SHORT EXERCISE: Begin at the line that holds "Extract the structured" and retype every line through the end of the material, both included. Leave out the pictures.

EXERCISE INPUTS:
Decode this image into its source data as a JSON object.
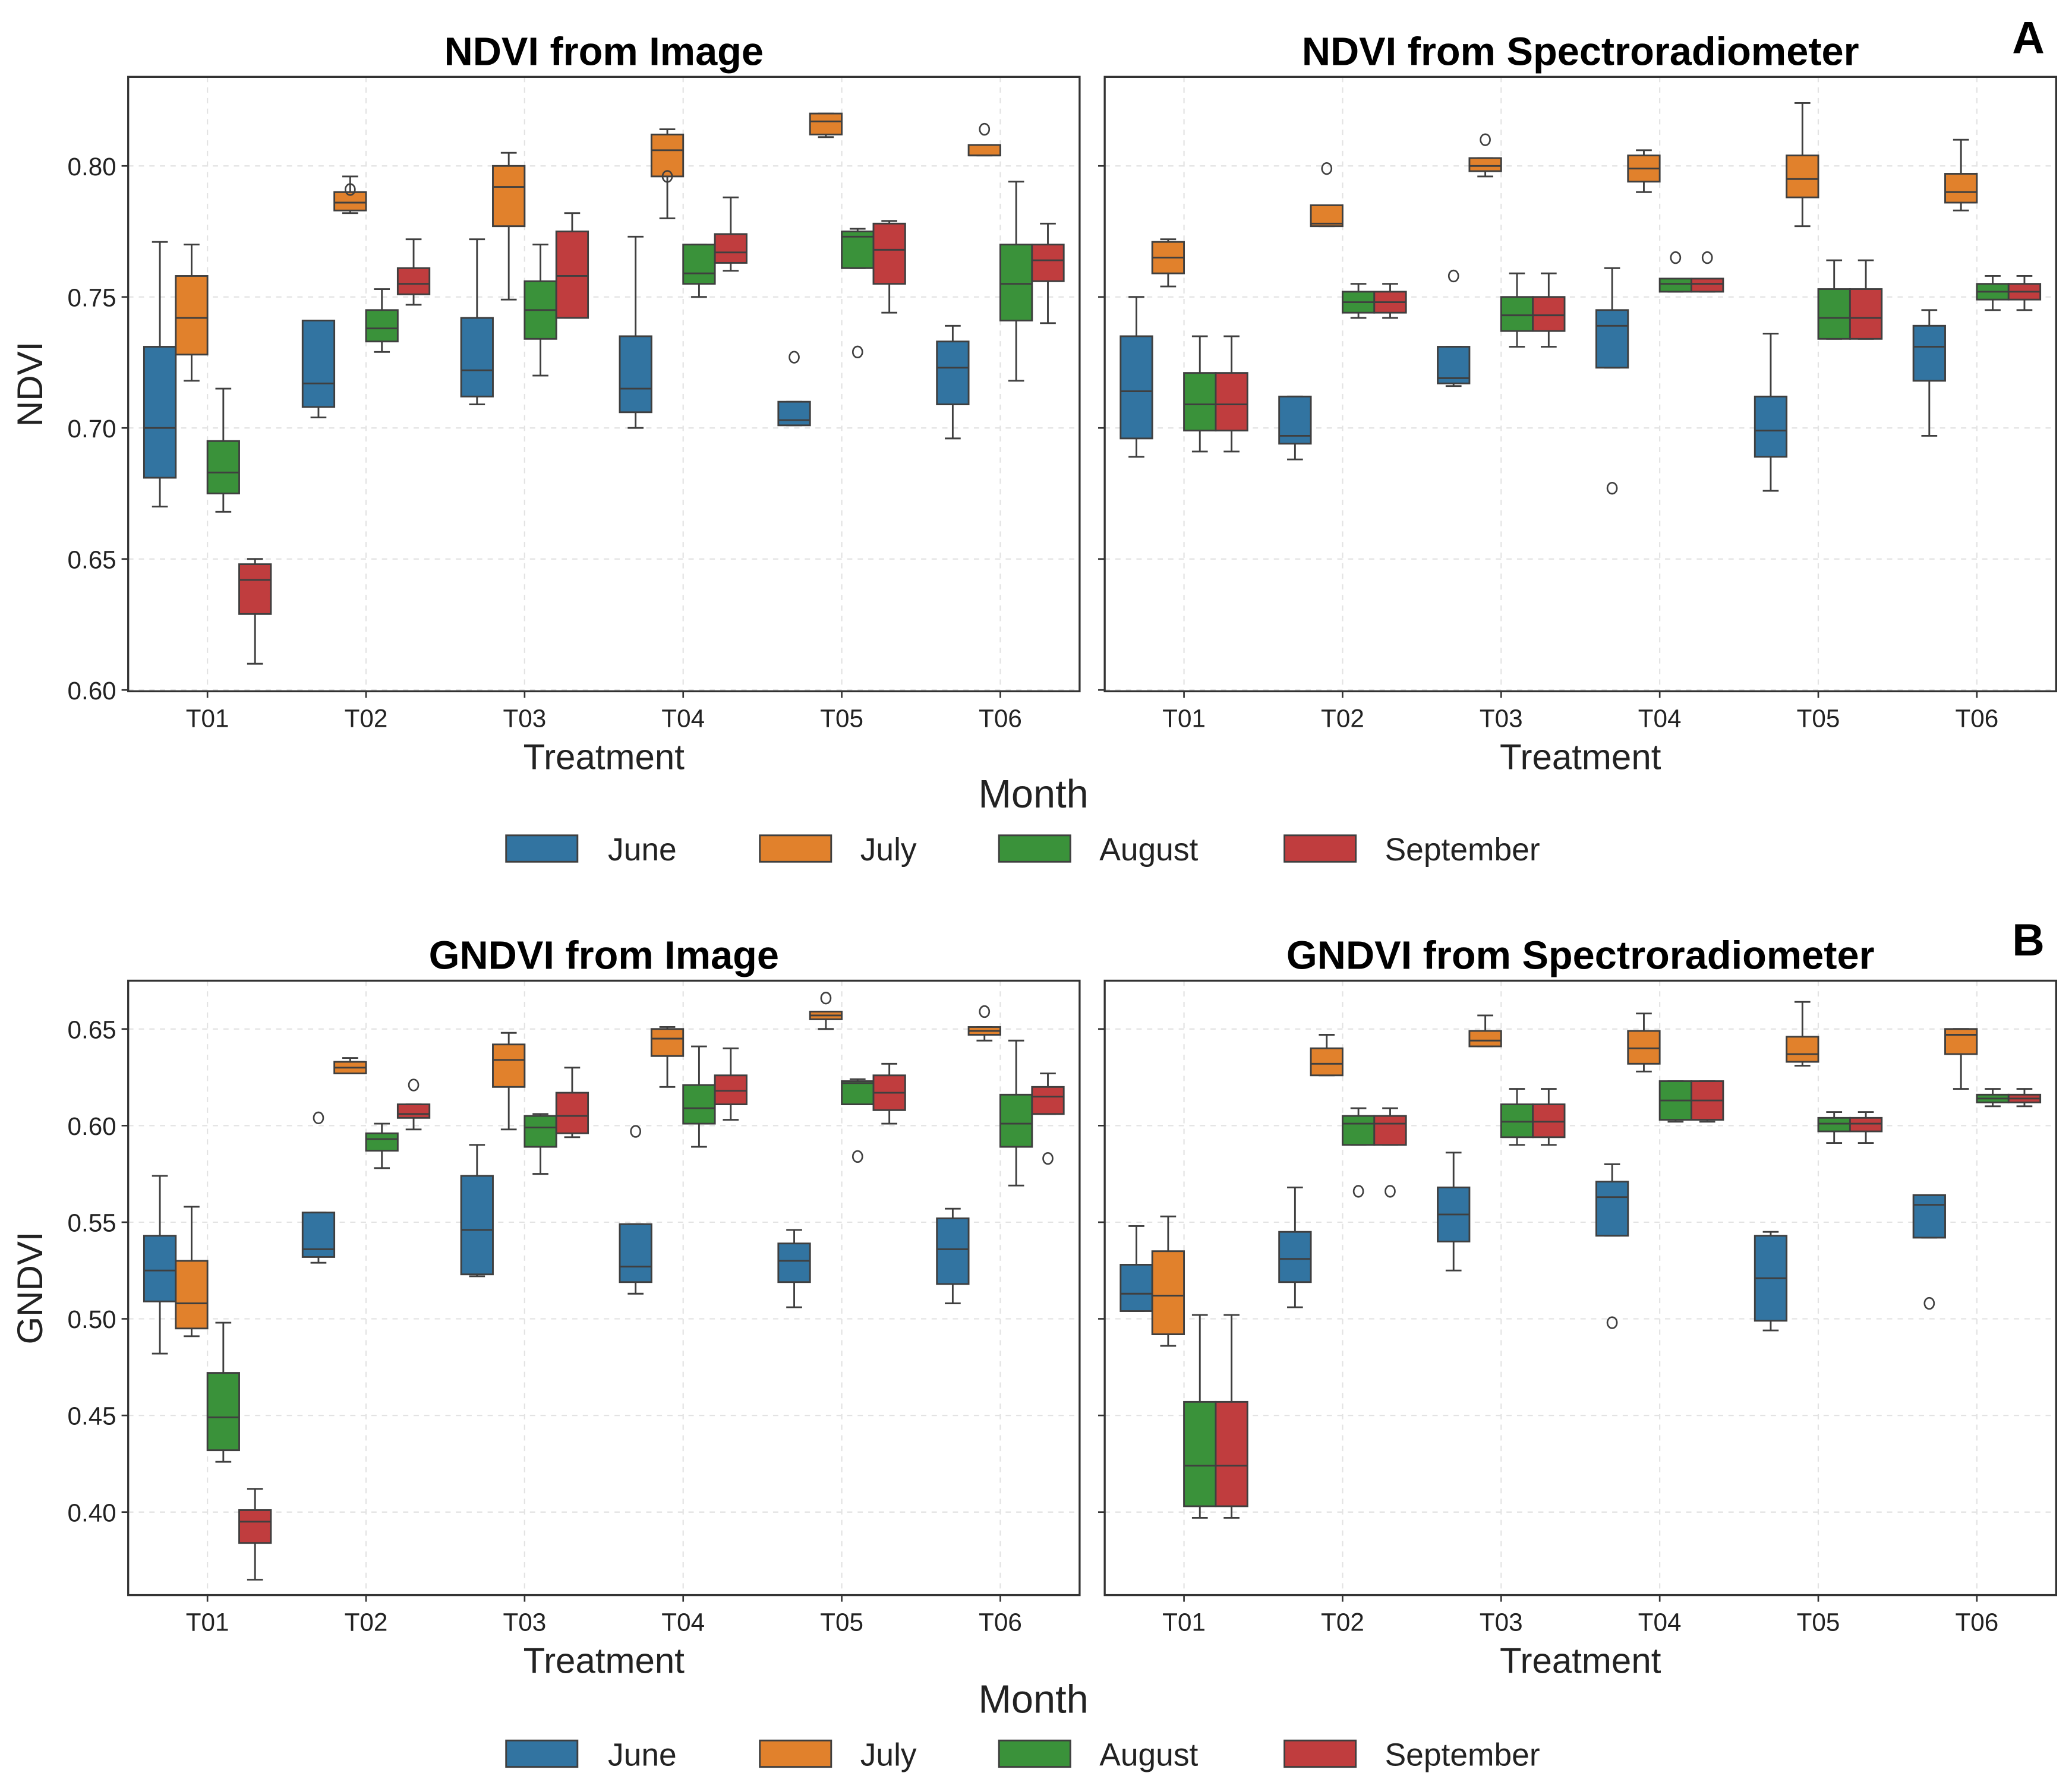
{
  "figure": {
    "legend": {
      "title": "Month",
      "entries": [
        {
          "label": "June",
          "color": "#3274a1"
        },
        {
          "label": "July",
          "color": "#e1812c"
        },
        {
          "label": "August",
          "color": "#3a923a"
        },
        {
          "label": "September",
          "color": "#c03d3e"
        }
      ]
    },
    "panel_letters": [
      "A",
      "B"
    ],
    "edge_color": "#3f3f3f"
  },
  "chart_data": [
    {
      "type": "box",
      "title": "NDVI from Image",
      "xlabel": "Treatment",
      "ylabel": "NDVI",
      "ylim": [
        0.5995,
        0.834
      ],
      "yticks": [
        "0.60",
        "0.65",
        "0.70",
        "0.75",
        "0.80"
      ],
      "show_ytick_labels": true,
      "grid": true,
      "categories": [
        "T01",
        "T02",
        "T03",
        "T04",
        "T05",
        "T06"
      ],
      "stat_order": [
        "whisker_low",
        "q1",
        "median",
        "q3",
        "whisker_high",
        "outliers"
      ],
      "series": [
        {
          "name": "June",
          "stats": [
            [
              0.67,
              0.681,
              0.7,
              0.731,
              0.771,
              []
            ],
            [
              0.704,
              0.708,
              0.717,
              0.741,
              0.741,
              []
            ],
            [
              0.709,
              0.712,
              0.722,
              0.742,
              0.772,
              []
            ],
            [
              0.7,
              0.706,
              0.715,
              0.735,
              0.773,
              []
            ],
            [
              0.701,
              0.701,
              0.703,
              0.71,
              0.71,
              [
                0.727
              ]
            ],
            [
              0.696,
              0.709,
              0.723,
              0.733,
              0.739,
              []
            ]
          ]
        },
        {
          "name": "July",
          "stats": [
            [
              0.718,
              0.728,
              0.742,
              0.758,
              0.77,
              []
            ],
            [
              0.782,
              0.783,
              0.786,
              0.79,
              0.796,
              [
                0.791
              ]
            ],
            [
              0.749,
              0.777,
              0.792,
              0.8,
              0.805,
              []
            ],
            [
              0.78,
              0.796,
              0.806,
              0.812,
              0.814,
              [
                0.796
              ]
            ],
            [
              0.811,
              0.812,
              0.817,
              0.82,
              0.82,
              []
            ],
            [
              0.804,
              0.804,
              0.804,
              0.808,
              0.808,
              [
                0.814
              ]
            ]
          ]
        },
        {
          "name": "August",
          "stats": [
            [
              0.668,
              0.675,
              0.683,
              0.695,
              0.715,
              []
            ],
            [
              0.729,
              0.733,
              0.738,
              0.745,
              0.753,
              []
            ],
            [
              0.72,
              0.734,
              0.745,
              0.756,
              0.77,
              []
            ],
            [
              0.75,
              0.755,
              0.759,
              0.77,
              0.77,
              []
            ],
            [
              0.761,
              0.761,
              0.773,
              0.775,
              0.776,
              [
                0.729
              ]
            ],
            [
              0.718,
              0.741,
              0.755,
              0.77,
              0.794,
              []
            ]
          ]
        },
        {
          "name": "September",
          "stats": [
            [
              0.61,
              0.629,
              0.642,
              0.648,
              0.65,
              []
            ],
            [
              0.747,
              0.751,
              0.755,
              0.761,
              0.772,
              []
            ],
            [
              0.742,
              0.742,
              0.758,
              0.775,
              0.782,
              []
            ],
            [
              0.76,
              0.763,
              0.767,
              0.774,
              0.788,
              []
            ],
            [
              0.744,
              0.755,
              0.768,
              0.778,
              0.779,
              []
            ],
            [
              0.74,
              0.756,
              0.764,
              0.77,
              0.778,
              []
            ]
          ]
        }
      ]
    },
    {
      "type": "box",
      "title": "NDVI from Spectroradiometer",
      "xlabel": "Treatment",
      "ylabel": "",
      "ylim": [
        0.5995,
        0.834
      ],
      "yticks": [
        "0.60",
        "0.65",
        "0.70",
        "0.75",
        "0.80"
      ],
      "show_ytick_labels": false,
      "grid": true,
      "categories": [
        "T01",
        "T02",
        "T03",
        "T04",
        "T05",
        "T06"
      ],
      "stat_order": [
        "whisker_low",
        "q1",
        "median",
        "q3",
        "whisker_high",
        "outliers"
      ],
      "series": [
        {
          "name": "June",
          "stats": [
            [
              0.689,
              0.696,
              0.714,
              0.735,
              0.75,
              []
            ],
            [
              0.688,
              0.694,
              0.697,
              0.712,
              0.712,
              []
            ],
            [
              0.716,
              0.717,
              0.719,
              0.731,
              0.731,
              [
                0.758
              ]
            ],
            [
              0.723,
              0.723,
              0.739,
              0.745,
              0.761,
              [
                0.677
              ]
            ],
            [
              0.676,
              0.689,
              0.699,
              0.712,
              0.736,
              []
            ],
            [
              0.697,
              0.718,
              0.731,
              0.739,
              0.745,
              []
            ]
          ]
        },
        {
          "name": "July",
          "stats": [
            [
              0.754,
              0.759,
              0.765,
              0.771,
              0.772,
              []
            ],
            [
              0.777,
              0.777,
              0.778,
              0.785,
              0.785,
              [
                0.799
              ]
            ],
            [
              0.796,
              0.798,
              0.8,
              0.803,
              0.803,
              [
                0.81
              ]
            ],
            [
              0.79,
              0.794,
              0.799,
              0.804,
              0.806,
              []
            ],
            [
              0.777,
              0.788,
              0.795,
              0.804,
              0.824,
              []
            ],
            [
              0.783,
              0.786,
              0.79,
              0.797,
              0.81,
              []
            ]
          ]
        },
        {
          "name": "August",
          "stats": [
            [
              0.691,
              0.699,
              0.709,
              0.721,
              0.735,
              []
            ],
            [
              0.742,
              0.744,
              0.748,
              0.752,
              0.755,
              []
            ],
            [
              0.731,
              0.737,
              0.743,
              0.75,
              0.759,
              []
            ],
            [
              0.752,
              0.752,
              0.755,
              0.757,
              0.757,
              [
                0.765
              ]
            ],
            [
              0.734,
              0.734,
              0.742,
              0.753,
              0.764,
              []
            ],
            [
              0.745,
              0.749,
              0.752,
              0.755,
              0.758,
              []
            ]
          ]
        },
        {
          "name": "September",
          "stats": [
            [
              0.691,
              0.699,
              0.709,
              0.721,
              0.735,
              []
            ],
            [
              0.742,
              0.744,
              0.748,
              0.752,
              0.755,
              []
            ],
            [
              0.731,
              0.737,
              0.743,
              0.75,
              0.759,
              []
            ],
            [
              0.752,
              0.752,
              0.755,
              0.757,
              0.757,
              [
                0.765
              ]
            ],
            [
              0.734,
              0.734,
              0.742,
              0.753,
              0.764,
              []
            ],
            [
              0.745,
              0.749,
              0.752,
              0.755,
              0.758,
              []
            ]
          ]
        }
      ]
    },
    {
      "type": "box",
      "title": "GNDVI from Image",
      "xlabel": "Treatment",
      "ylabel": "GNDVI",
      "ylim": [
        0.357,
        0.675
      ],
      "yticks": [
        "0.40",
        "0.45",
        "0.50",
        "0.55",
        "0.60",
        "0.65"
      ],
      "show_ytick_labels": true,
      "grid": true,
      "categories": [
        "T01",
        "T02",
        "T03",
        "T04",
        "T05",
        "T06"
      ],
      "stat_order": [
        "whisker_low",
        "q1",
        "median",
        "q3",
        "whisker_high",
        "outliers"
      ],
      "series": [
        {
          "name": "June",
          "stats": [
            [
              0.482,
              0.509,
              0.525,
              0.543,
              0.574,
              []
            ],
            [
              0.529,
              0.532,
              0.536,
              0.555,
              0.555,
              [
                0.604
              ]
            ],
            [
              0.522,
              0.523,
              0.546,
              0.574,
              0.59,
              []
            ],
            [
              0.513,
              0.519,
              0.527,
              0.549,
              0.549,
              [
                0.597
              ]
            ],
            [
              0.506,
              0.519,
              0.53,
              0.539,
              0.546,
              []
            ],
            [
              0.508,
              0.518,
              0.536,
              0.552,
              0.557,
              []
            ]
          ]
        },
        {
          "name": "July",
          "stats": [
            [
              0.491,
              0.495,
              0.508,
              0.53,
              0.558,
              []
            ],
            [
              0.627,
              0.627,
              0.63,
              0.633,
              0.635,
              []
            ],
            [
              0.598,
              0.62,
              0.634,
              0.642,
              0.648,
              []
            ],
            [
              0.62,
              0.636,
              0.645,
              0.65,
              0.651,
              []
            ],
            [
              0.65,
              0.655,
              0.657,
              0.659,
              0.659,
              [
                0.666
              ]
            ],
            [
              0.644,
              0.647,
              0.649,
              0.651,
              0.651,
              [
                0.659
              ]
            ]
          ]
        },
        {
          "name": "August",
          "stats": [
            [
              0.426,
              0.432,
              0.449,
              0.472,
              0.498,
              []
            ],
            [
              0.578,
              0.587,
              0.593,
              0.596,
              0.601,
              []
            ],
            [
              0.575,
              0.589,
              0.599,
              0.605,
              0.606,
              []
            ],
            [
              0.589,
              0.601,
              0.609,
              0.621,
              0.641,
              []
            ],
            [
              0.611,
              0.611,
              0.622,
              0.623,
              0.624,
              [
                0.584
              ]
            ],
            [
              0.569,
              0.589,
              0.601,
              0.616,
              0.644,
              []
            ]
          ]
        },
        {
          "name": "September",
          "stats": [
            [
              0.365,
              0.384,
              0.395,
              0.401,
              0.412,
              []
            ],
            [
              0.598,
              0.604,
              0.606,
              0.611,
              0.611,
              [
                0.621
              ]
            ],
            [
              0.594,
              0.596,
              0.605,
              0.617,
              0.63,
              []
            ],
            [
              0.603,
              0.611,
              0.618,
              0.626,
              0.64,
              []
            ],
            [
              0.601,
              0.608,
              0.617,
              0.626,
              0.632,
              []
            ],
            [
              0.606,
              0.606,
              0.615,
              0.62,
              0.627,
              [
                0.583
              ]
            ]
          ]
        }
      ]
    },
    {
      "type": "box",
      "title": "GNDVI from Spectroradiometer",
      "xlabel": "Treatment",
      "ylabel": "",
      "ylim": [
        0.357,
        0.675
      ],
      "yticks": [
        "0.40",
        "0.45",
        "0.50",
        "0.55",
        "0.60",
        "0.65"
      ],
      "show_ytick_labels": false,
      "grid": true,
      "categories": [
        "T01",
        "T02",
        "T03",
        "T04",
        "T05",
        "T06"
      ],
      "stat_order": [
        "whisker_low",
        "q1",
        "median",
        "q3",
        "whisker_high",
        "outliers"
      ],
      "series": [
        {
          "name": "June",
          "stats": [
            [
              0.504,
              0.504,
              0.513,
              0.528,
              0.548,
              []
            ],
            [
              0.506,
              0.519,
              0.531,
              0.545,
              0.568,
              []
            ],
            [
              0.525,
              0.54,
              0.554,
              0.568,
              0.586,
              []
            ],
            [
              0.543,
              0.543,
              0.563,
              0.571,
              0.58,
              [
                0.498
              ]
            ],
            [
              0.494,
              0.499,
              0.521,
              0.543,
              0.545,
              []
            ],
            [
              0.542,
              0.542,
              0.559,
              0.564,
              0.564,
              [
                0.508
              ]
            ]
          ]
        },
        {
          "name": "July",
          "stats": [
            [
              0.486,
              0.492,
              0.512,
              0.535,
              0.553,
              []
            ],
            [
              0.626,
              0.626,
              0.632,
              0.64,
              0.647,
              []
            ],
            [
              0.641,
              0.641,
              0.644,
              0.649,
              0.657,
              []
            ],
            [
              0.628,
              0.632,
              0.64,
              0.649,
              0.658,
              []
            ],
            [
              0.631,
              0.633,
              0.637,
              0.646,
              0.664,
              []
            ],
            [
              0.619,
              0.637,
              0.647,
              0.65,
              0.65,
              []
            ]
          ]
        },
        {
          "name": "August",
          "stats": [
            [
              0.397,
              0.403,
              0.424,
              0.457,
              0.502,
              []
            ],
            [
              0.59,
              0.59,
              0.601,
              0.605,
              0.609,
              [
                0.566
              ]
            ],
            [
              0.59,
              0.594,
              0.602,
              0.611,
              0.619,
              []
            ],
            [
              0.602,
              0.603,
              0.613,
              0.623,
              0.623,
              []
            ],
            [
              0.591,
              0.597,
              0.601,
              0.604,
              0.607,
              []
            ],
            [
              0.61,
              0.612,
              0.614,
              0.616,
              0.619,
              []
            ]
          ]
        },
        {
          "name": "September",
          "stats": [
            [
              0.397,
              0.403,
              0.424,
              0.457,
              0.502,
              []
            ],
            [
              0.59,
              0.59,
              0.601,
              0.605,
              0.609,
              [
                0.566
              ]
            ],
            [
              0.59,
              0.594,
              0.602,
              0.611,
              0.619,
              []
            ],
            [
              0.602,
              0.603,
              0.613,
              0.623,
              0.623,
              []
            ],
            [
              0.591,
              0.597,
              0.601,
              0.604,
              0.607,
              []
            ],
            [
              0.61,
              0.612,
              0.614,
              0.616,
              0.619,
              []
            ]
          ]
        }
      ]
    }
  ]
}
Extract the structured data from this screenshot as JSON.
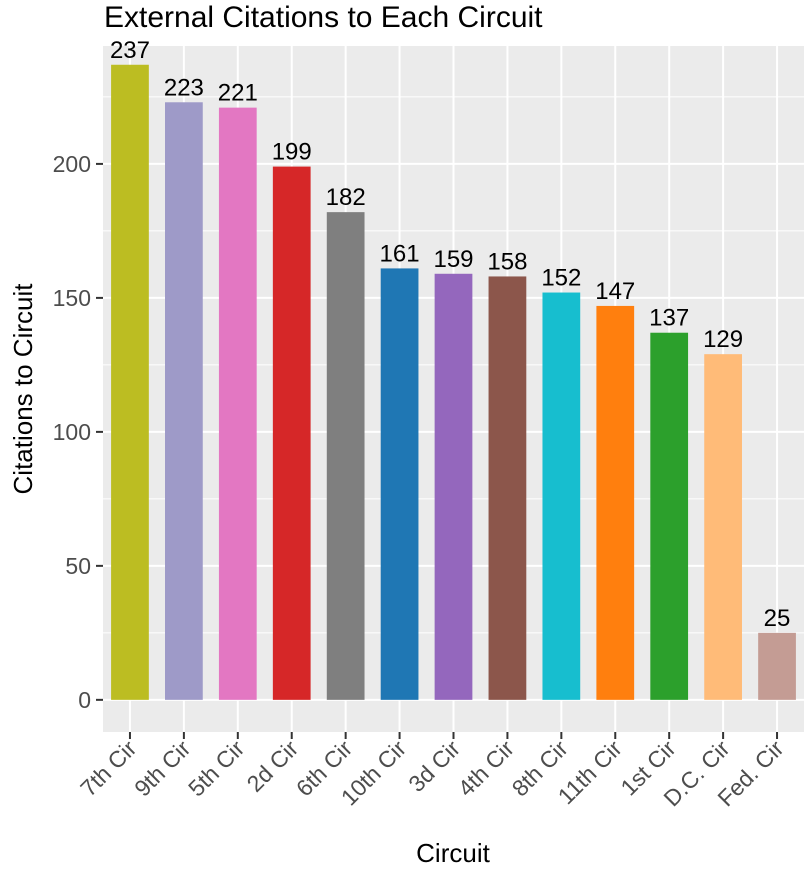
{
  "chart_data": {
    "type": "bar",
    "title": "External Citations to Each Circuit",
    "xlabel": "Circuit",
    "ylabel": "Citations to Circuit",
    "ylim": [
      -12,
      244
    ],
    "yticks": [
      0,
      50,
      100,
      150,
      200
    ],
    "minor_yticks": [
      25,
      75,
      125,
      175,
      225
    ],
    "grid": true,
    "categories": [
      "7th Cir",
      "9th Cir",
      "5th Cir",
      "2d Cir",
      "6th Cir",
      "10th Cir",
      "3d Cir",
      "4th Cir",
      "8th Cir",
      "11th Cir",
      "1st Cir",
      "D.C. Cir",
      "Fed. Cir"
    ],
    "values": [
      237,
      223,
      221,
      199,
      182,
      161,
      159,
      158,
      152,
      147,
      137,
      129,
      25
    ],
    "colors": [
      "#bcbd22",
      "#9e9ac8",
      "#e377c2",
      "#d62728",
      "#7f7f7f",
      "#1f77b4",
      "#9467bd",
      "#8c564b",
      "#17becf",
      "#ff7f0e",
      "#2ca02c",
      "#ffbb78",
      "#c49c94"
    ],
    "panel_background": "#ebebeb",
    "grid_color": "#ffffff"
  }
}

ANSWER TO THE EXERCISE:
Extract the structured data from this screenshot as JSON.
{
  "chart_data": {
    "type": "bar",
    "title": "External Citations to Each Circuit",
    "xlabel": "Circuit",
    "ylabel": "Citations to Circuit",
    "ylim": [
      -12,
      244
    ],
    "yticks": [
      0,
      50,
      100,
      150,
      200
    ],
    "minor_yticks": [
      25,
      75,
      125,
      175,
      225
    ],
    "grid": true,
    "categories": [
      "7th Cir",
      "9th Cir",
      "5th Cir",
      "2d Cir",
      "6th Cir",
      "10th Cir",
      "3d Cir",
      "4th Cir",
      "8th Cir",
      "11th Cir",
      "1st Cir",
      "D.C. Cir",
      "Fed. Cir"
    ],
    "values": [
      237,
      223,
      221,
      199,
      182,
      161,
      159,
      158,
      152,
      147,
      137,
      129,
      25
    ],
    "colors": [
      "#bcbd22",
      "#9e9ac8",
      "#e377c2",
      "#d62728",
      "#7f7f7f",
      "#1f77b4",
      "#9467bd",
      "#8c564b",
      "#17becf",
      "#ff7f0e",
      "#2ca02c",
      "#ffbb78",
      "#c49c94"
    ],
    "panel_background": "#ebebeb",
    "grid_color": "#ffffff"
  }
}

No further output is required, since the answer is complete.